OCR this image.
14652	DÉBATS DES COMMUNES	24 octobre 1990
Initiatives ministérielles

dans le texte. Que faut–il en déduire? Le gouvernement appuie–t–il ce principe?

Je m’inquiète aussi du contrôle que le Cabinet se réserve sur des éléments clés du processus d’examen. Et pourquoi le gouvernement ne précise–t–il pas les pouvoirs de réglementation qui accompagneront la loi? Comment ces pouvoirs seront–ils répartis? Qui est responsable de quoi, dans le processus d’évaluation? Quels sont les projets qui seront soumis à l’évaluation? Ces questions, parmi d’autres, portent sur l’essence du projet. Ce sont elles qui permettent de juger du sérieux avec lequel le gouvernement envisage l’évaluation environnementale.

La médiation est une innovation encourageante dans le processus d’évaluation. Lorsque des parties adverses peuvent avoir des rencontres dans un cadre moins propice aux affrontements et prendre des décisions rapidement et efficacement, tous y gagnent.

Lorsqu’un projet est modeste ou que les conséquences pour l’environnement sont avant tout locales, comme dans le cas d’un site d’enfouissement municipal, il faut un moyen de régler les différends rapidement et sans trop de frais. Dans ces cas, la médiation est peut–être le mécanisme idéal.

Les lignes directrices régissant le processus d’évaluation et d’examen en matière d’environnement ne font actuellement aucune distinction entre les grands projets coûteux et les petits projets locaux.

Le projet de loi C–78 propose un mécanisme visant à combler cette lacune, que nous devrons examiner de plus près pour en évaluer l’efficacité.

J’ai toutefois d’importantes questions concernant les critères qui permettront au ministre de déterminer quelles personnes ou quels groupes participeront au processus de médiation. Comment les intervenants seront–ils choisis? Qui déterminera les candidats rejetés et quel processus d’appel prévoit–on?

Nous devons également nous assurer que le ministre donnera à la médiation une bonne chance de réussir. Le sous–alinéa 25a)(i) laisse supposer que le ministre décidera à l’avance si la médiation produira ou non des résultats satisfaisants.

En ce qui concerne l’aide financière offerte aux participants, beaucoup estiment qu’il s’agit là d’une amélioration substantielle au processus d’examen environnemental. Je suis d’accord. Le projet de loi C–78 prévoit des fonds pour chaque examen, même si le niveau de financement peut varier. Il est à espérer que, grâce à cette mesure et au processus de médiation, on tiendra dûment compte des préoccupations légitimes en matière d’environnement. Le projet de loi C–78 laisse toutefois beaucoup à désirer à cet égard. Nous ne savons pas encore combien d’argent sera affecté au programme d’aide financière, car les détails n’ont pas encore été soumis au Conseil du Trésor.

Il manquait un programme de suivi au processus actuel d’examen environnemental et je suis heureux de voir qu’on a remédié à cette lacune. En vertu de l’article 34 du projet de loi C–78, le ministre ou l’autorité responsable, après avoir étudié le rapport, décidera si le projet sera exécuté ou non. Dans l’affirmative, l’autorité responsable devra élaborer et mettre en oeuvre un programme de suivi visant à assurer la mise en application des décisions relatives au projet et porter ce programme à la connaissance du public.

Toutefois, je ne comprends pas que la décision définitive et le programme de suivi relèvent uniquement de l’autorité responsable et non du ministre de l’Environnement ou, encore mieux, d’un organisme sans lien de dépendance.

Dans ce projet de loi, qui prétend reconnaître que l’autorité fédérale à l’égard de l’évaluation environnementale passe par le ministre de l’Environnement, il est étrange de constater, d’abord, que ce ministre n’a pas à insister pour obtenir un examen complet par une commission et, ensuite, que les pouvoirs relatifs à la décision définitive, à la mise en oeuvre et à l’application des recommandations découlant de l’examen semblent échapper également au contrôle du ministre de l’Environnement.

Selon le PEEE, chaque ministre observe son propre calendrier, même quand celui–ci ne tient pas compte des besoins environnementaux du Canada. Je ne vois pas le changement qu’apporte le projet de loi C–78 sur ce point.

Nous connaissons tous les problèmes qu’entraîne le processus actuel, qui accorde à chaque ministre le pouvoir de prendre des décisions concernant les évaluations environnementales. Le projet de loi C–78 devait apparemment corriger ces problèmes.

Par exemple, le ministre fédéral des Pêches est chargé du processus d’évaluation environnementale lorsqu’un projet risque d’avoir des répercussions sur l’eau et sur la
· · ·
Task description:
Print the records above in full, exactly.

Task response:
OCR this image.
14652	DÉBATS DES COMMUNES	24 octobre 1990
Initiatives ministérielles

dans le texte. Que faut–il en déduire? Le gouvernement appuie–t–il ce principe?

Je m’inquiète aussi du contrôle que le Cabinet se réserve sur des éléments clés du processus d’examen. Et pourquoi le gouvernement ne précise–t–il pas les pouvoirs de réglementation qui accompagneront la loi? Comment ces pouvoirs seront–ils répartis? Qui est responsable de quoi, dans le processus d’évaluation? Quels sont les projets qui seront soumis à l’évaluation? Ces questions, parmi d’autres, portent sur l’essence du projet. Ce sont elles qui permettent de juger du sérieux avec lequel le gouvernement envisage l’évaluation environnementale.

La médiation est une innovation encourageante dans le processus d’évaluation. Lorsque des parties adverses peuvent avoir des rencontres dans un cadre moins propice aux affrontements et prendre des décisions rapidement et efficacement, tous y gagnent.

Lorsqu’un projet est modeste ou que les conséquences pour l’environnement sont avant tout locales, comme dans le cas d’un site d’enfouissement municipal, il faut un moyen de régler les différends rapidement et sans trop de frais. Dans ces cas, la médiation est peut–être le mécanisme idéal.

Les lignes directrices régissant le processus d’évaluation et d’examen en matière d’environnement ne font actuellement aucune distinction entre les grands projets coûteux et les petits projets locaux.

Le projet de loi C–78 propose un mécanisme visant à combler cette lacune, que nous devrons examiner de plus près pour en évaluer l’efficacité.

J’ai toutefois d’importantes questions concernant les critères qui permettront au ministre de déterminer quelles personnes ou quels groupes participeront au processus de médiation. Comment les intervenants seront–ils choisis? Qui déterminera les candidats rejetés et quel processus d’appel prévoit–on?

Nous devons également nous assurer que le ministre donnera à la médiation une bonne chance de réussir. Le sous–alinéa 25a)(i) laisse supposer que le ministre décidera à l’avance si la médiation produira ou non des résultats satisfaisants.

En ce qui concerne l’aide financière offerte aux participants, beaucoup estiment qu’il s’agit là d’une amélioration substantielle au processus d’examen environnemental. Je suis d’accord. Le projet de loi C–78 prévoit des fonds pour chaque examen, même si le niveau de financement peut varier. Il est à espérer que, grâce à cette mesure et au processus de médiation, on tiendra dûment compte des préoccupations légitimes en matière d’environnement. Le projet de loi C–78 laisse toutefois beaucoup à désirer à cet égard. Nous ne savons pas encore combien d’argent sera affecté au programme d’aide financière, car les détails n’ont pas encore été soumis au Conseil du Trésor.

Il manquait un programme de suivi au processus actuel d’examen environnemental et je suis heureux de voir qu’on a remédié à cette lacune. En vertu de l’article 34 du projet de loi C–78, le ministre ou l’autorité responsable, après avoir étudié le rapport, décidera si le projet sera exécuté ou non. Dans l’affirmative, l’autorité responsable devra élaborer et mettre en oeuvre un programme de suivi visant à assurer la mise en application des décisions relatives au projet et porter ce programme à la connaissance du public.

Toutefois, je ne comprends pas que la décision définitive et le programme de suivi relèvent uniquement de l’autorité responsable et non du ministre de l’Environnement ou, encore mieux, d’un organisme sans lien de dépendance.

Dans ce projet de loi, qui prétend reconnaître que l’autorité fédérale à l’égard de l’évaluation environnementale passe par le ministre de l’Environnement, il est étrange de constater, d’abord, que ce ministre n’a pas à insister pour obtenir un examen complet par une commission et, ensuite, que les pouvoirs relatifs à la décision définitive, à la mise en oeuvre et à l’application des recommandations découlant de l’examen semblent échapper également au contrôle du ministre de l’Environnement.

Selon le PEEE, chaque ministre observe son propre calendrier, même quand celui–ci ne tient pas compte des besoins environnementaux du Canada. Je ne vois pas le changement qu’apporte le projet de loi C–78 sur ce point.

Nous connaissons tous les problèmes qu’entraîne le processus actuel, qui accorde à chaque ministre le pouvoir de prendre des décisions concernant les évaluations environnementales. Le projet de loi C–78 devait apparemment corriger ces problèmes.

Par exemple, le ministre fédéral des Pêches est chargé du processus d’évaluation environnementale lorsqu’un projet risque d’avoir des répercussions sur l’eau et sur la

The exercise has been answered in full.